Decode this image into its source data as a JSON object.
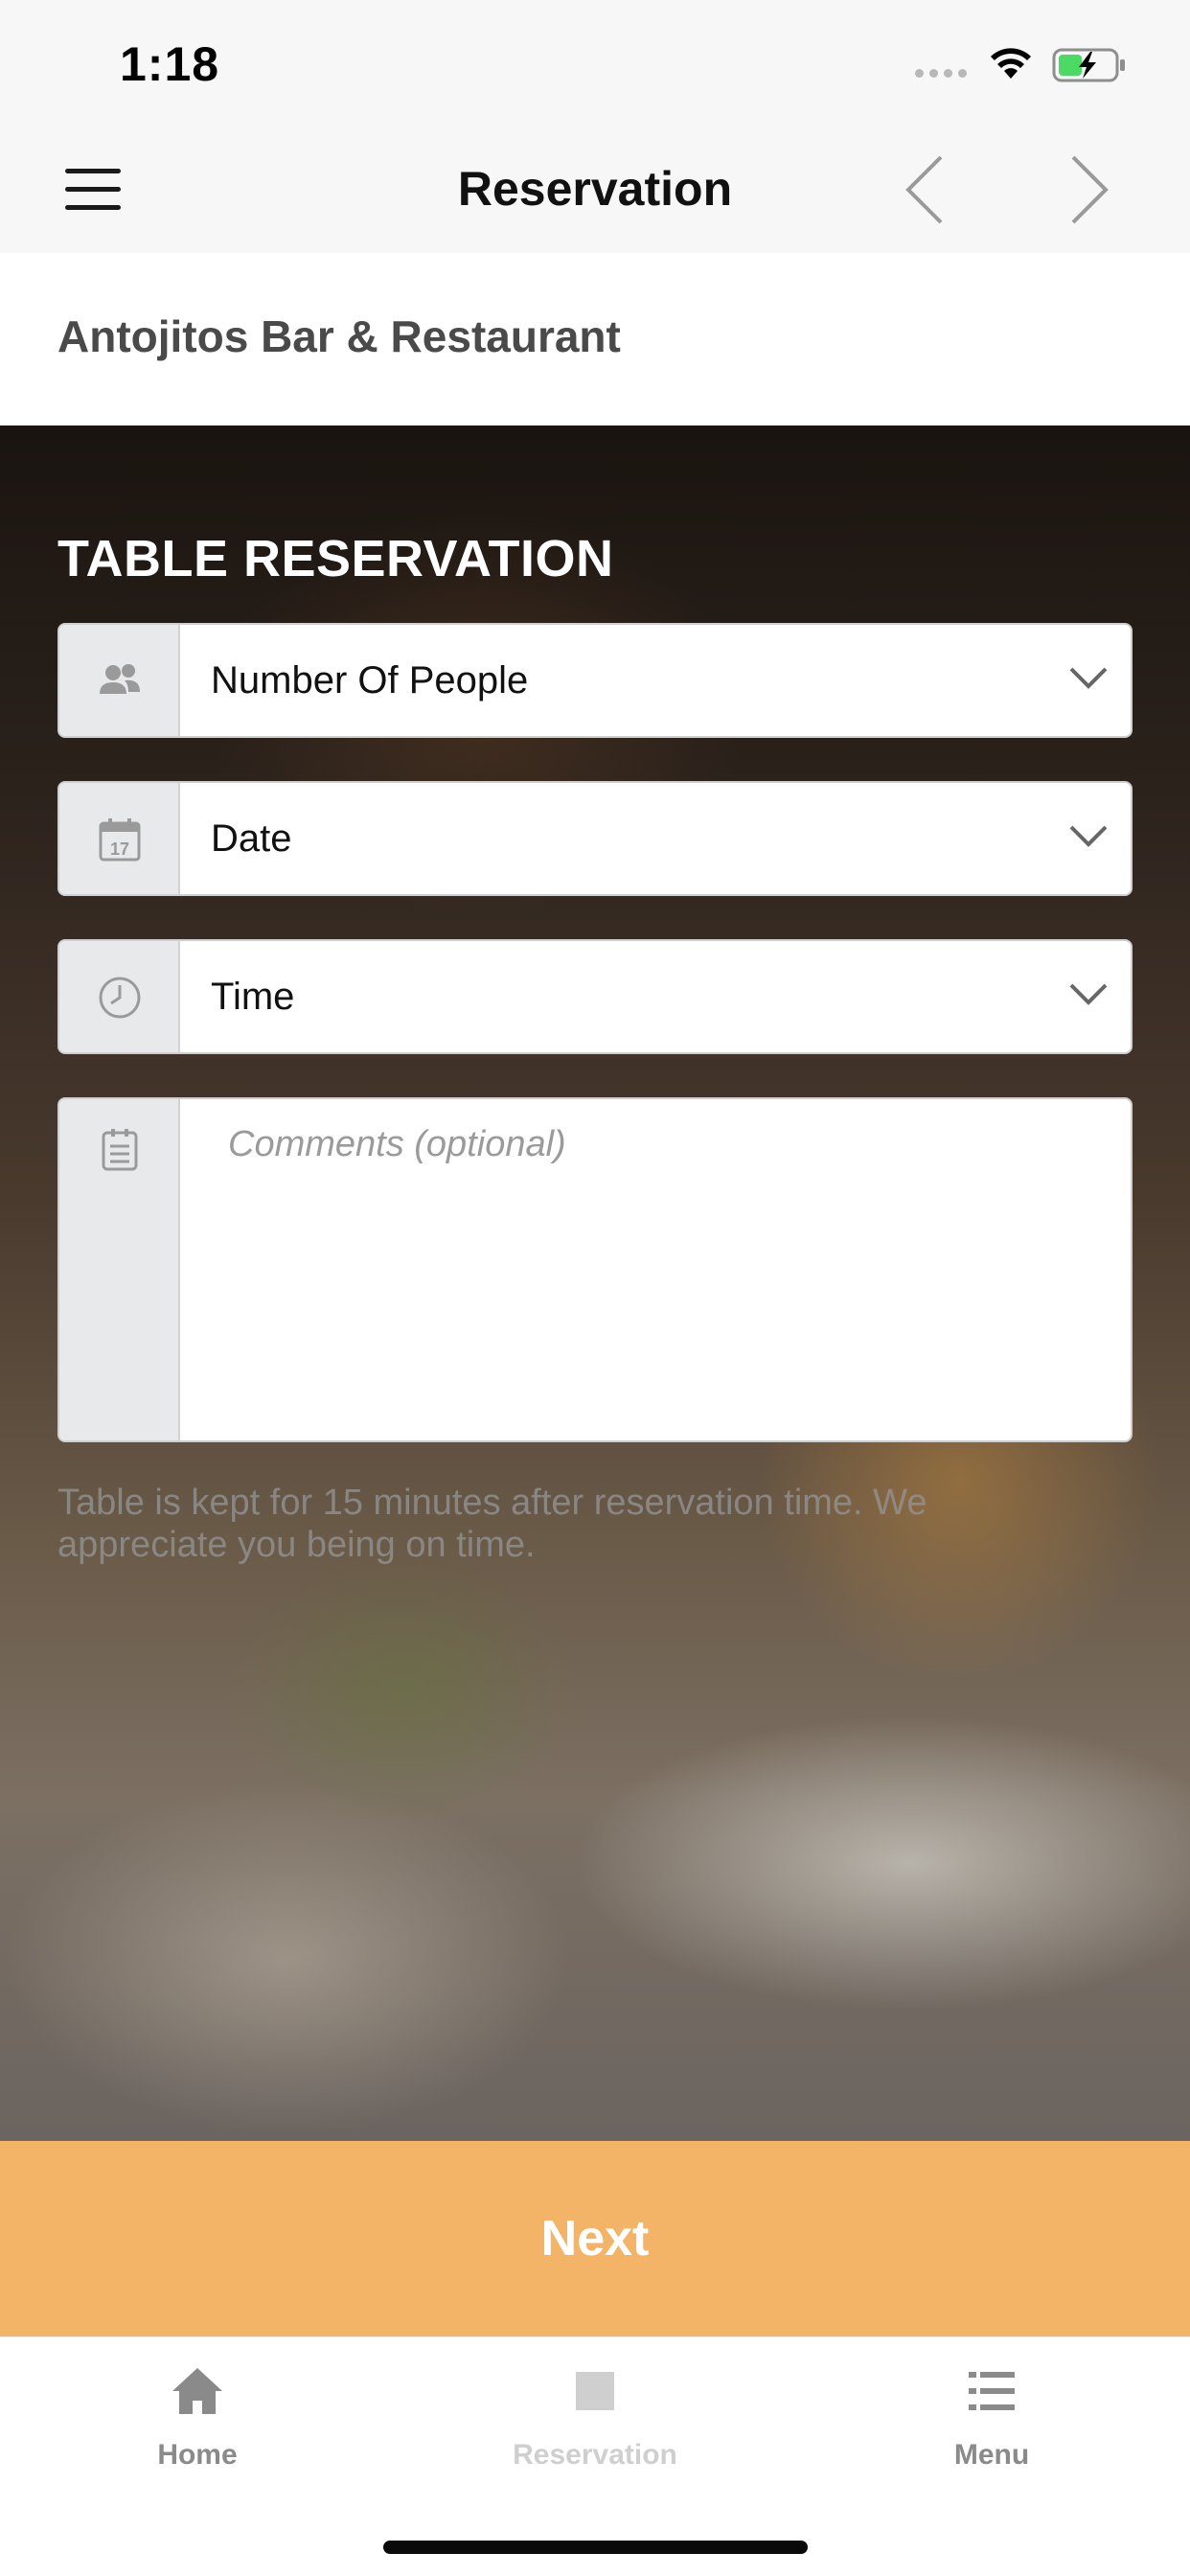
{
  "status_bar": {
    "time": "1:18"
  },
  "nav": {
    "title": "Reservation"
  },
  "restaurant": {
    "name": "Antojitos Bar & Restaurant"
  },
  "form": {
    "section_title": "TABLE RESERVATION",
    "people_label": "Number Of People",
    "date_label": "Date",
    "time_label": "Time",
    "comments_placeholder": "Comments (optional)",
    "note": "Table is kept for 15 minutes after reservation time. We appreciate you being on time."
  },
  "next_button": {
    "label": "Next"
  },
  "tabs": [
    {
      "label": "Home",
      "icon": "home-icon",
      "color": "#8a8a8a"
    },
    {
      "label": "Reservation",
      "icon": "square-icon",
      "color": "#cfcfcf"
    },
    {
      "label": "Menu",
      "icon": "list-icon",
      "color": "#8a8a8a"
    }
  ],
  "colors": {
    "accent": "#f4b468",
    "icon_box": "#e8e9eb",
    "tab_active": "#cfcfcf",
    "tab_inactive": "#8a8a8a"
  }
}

* _What is asked_: Write out each line of the data exactly; the images should be left out.

* _Worked solution_:
Decode this image into its source data as a JSON object.
{
  "status_bar": {
    "time": "1:18"
  },
  "nav": {
    "title": "Reservation"
  },
  "restaurant": {
    "name": "Antojitos Bar & Restaurant"
  },
  "form": {
    "section_title": "TABLE RESERVATION",
    "people_label": "Number Of People",
    "date_label": "Date",
    "time_label": "Time",
    "comments_placeholder": "Comments (optional)",
    "note": "Table is kept for 15 minutes after reservation time. We appreciate you being on time."
  },
  "next_button": {
    "label": "Next"
  },
  "tabs": [
    {
      "label": "Home",
      "icon": "home-icon",
      "color": "#8a8a8a"
    },
    {
      "label": "Reservation",
      "icon": "square-icon",
      "color": "#cfcfcf"
    },
    {
      "label": "Menu",
      "icon": "list-icon",
      "color": "#8a8a8a"
    }
  ],
  "colors": {
    "accent": "#f4b468",
    "icon_box": "#e8e9eb",
    "tab_active": "#cfcfcf",
    "tab_inactive": "#8a8a8a"
  }
}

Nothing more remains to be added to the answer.